[Stored items]
_ _ _

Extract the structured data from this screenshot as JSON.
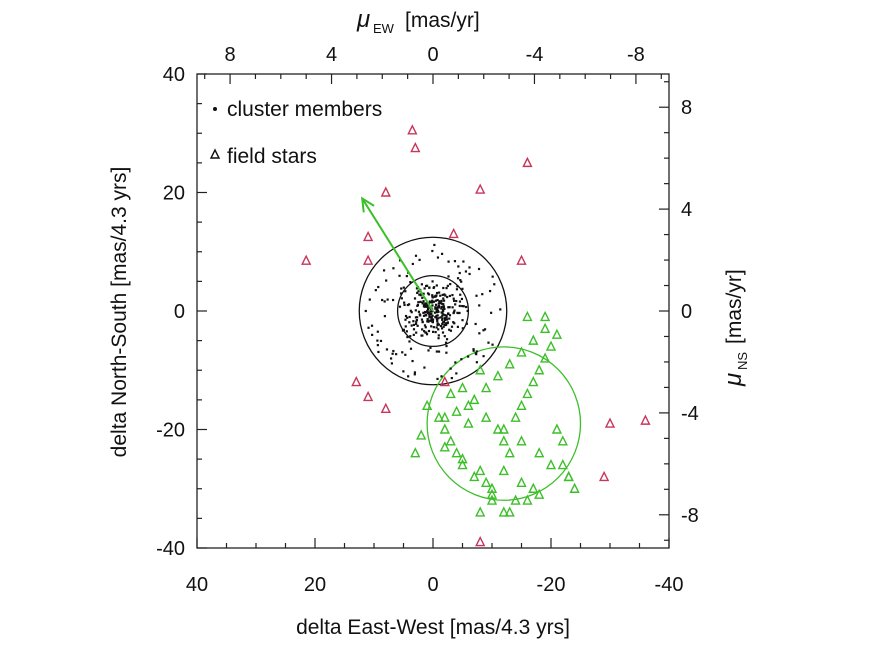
{
  "colors": {
    "cluster": "#111111",
    "field": "#c8365a",
    "group": "#3dbf2a",
    "circle_cluster": "#111111",
    "circle_group": "#3dbf2a",
    "arrow": "#3dbf2a"
  },
  "chart_data": {
    "type": "scatter",
    "xlabel": "delta East-West [mas/4.3 yrs]",
    "ylabel": "delta North-South [mas/4.3 yrs]",
    "top_xlabel_symbol": "μ",
    "top_xlabel_sub": "EW",
    "top_xlabel_unit": "[mas/yr]",
    "right_ylabel_symbol": "μ",
    "right_ylabel_sub": "NS",
    "right_ylabel_unit": "[mas/yr]",
    "xlim": [
      40,
      -40
    ],
    "ylim": [
      -40,
      40
    ],
    "x_ticks": [
      40,
      20,
      0,
      -20,
      -40
    ],
    "x_tick_labels": [
      "40",
      "20",
      "0",
      "-20",
      "-40"
    ],
    "y_ticks": [
      40,
      20,
      0,
      -20,
      -40
    ],
    "y_tick_labels": [
      "40",
      "20",
      "0",
      "-20",
      "-40"
    ],
    "top_ticks": [
      8,
      4,
      0,
      -4,
      -8
    ],
    "top_tick_labels": [
      "8",
      "4",
      "0",
      "-4",
      "-8"
    ],
    "right_ticks": [
      8,
      4,
      0,
      -4,
      -8
    ],
    "right_tick_labels": [
      "8",
      "4",
      "0",
      "-4",
      "-8"
    ],
    "secondary_scale_mas_yr_per_unit": 0.2326,
    "legend": {
      "position": "top-left",
      "entries": [
        {
          "marker": "dot",
          "label": "cluster members"
        },
        {
          "marker": "triangle",
          "label": "field stars"
        }
      ]
    },
    "circles": [
      {
        "name": "cluster-inner-circle",
        "cx": 0,
        "cy": 0,
        "r": 6,
        "color": "#111111"
      },
      {
        "name": "cluster-outer-circle",
        "cx": 0,
        "cy": 0,
        "r": 12.5,
        "color": "#111111"
      },
      {
        "name": "green-group-circle",
        "cx": -12,
        "cy": -19,
        "r": 13,
        "color": "#3dbf2a"
      }
    ],
    "arrow": {
      "from": [
        0,
        0
      ],
      "to": [
        12,
        19
      ],
      "color": "#3dbf2a"
    },
    "cluster_cloud": {
      "center": [
        0,
        0
      ],
      "count": 380,
      "core_sigma": 2.2,
      "halo_radius": 12.5,
      "seed": 7
    },
    "series": [
      {
        "name": "field stars (red)",
        "marker": "triangle",
        "color": "#c8365a",
        "x": [
          21.5,
          11,
          8,
          11,
          3,
          3.5,
          -3.5,
          -8,
          -16,
          -15,
          -2,
          13,
          11,
          8,
          -30,
          -29,
          -36,
          -8
        ],
        "y": [
          8.5,
          8.5,
          20,
          12.5,
          27.5,
          30.5,
          13,
          20.5,
          25,
          8.5,
          -12,
          -12,
          -14.5,
          -16.5,
          -19,
          -28,
          -18.5,
          -39
        ]
      },
      {
        "name": "field stars (green)",
        "marker": "triangle",
        "color": "#3dbf2a",
        "x": [
          -3,
          -6,
          -9,
          -12,
          -15,
          -18,
          -20,
          -23,
          -17,
          -16,
          -13,
          -10,
          -7,
          -5,
          -4,
          -3,
          -2,
          -1,
          1,
          2,
          -2,
          -5,
          -8,
          -9,
          -10,
          -11,
          -12,
          -13,
          -14,
          -15,
          -16,
          -17,
          -18,
          -19,
          -20,
          -21,
          -22,
          -23,
          -24,
          -14,
          -12,
          -10,
          -8,
          -6,
          -4,
          -7,
          -9,
          -11,
          -13,
          -15,
          -17,
          -19,
          -21,
          -22,
          -12,
          -15,
          -18,
          -8,
          -5,
          -2,
          3,
          -16,
          -19
        ],
        "y": [
          -14,
          -16,
          -18,
          -20,
          -22,
          -24,
          -26,
          -28,
          -30,
          -32,
          -34,
          -30,
          -28,
          -26,
          -24,
          -22,
          -20,
          -18,
          -16,
          -21,
          -23,
          -25,
          -27,
          -29,
          -31,
          -20,
          -22,
          -24,
          -18,
          -16,
          -14,
          -12,
          -10,
          -8,
          -6,
          -4,
          -26,
          -28,
          -30,
          -32,
          -34,
          -32,
          -34,
          -19,
          -17,
          -15,
          -13,
          -11,
          -9,
          -7,
          -5,
          -3,
          -20,
          -22,
          -27,
          -29,
          -31,
          -10,
          -13,
          -18,
          -24,
          -1,
          -1
        ]
      }
    ]
  }
}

_ _ _

**Exercise details**
Repeat each entry above word for word, leaving every picture out.

**Output for this exercise**
Extract the structured data from this screenshot as JSON.
{
  "colors": {
    "cluster": "#111111",
    "field": "#c8365a",
    "group": "#3dbf2a",
    "circle_cluster": "#111111",
    "circle_group": "#3dbf2a",
    "arrow": "#3dbf2a"
  },
  "chart_data": {
    "type": "scatter",
    "xlabel": "delta East-West [mas/4.3 yrs]",
    "ylabel": "delta North-South [mas/4.3 yrs]",
    "top_xlabel_symbol": "μ",
    "top_xlabel_sub": "EW",
    "top_xlabel_unit": "[mas/yr]",
    "right_ylabel_symbol": "μ",
    "right_ylabel_sub": "NS",
    "right_ylabel_unit": "[mas/yr]",
    "xlim": [
      40,
      -40
    ],
    "ylim": [
      -40,
      40
    ],
    "x_ticks": [
      40,
      20,
      0,
      -20,
      -40
    ],
    "x_tick_labels": [
      "40",
      "20",
      "0",
      "-20",
      "-40"
    ],
    "y_ticks": [
      40,
      20,
      0,
      -20,
      -40
    ],
    "y_tick_labels": [
      "40",
      "20",
      "0",
      "-20",
      "-40"
    ],
    "top_ticks": [
      8,
      4,
      0,
      -4,
      -8
    ],
    "top_tick_labels": [
      "8",
      "4",
      "0",
      "-4",
      "-8"
    ],
    "right_ticks": [
      8,
      4,
      0,
      -4,
      -8
    ],
    "right_tick_labels": [
      "8",
      "4",
      "0",
      "-4",
      "-8"
    ],
    "secondary_scale_mas_yr_per_unit": 0.2326,
    "legend": {
      "position": "top-left",
      "entries": [
        {
          "marker": "dot",
          "label": "cluster members"
        },
        {
          "marker": "triangle",
          "label": "field stars"
        }
      ]
    },
    "circles": [
      {
        "name": "cluster-inner-circle",
        "cx": 0,
        "cy": 0,
        "r": 6,
        "color": "#111111"
      },
      {
        "name": "cluster-outer-circle",
        "cx": 0,
        "cy": 0,
        "r": 12.5,
        "color": "#111111"
      },
      {
        "name": "green-group-circle",
        "cx": -12,
        "cy": -19,
        "r": 13,
        "color": "#3dbf2a"
      }
    ],
    "arrow": {
      "from": [
        0,
        0
      ],
      "to": [
        12,
        19
      ],
      "color": "#3dbf2a"
    },
    "cluster_cloud": {
      "center": [
        0,
        0
      ],
      "count": 380,
      "core_sigma": 2.2,
      "halo_radius": 12.5,
      "seed": 7
    },
    "series": [
      {
        "name": "field stars (red)",
        "marker": "triangle",
        "color": "#c8365a",
        "x": [
          21.5,
          11,
          8,
          11,
          3,
          3.5,
          -3.5,
          -8,
          -16,
          -15,
          -2,
          13,
          11,
          8,
          -30,
          -29,
          -36,
          -8
        ],
        "y": [
          8.5,
          8.5,
          20,
          12.5,
          27.5,
          30.5,
          13,
          20.5,
          25,
          8.5,
          -12,
          -12,
          -14.5,
          -16.5,
          -19,
          -28,
          -18.5,
          -39
        ]
      },
      {
        "name": "field stars (green)",
        "marker": "triangle",
        "color": "#3dbf2a",
        "x": [
          -3,
          -6,
          -9,
          -12,
          -15,
          -18,
          -20,
          -23,
          -17,
          -16,
          -13,
          -10,
          -7,
          -5,
          -4,
          -3,
          -2,
          -1,
          1,
          2,
          -2,
          -5,
          -8,
          -9,
          -10,
          -11,
          -12,
          -13,
          -14,
          -15,
          -16,
          -17,
          -18,
          -19,
          -20,
          -21,
          -22,
          -23,
          -24,
          -14,
          -12,
          -10,
          -8,
          -6,
          -4,
          -7,
          -9,
          -11,
          -13,
          -15,
          -17,
          -19,
          -21,
          -22,
          -12,
          -15,
          -18,
          -8,
          -5,
          -2,
          3,
          -16,
          -19
        ],
        "y": [
          -14,
          -16,
          -18,
          -20,
          -22,
          -24,
          -26,
          -28,
          -30,
          -32,
          -34,
          -30,
          -28,
          -26,
          -24,
          -22,
          -20,
          -18,
          -16,
          -21,
          -23,
          -25,
          -27,
          -29,
          -31,
          -20,
          -22,
          -24,
          -18,
          -16,
          -14,
          -12,
          -10,
          -8,
          -6,
          -4,
          -26,
          -28,
          -30,
          -32,
          -34,
          -32,
          -34,
          -19,
          -17,
          -15,
          -13,
          -11,
          -9,
          -7,
          -5,
          -3,
          -20,
          -22,
          -27,
          -29,
          -31,
          -10,
          -13,
          -18,
          -24,
          -1,
          -1
        ]
      }
    ]
  }
}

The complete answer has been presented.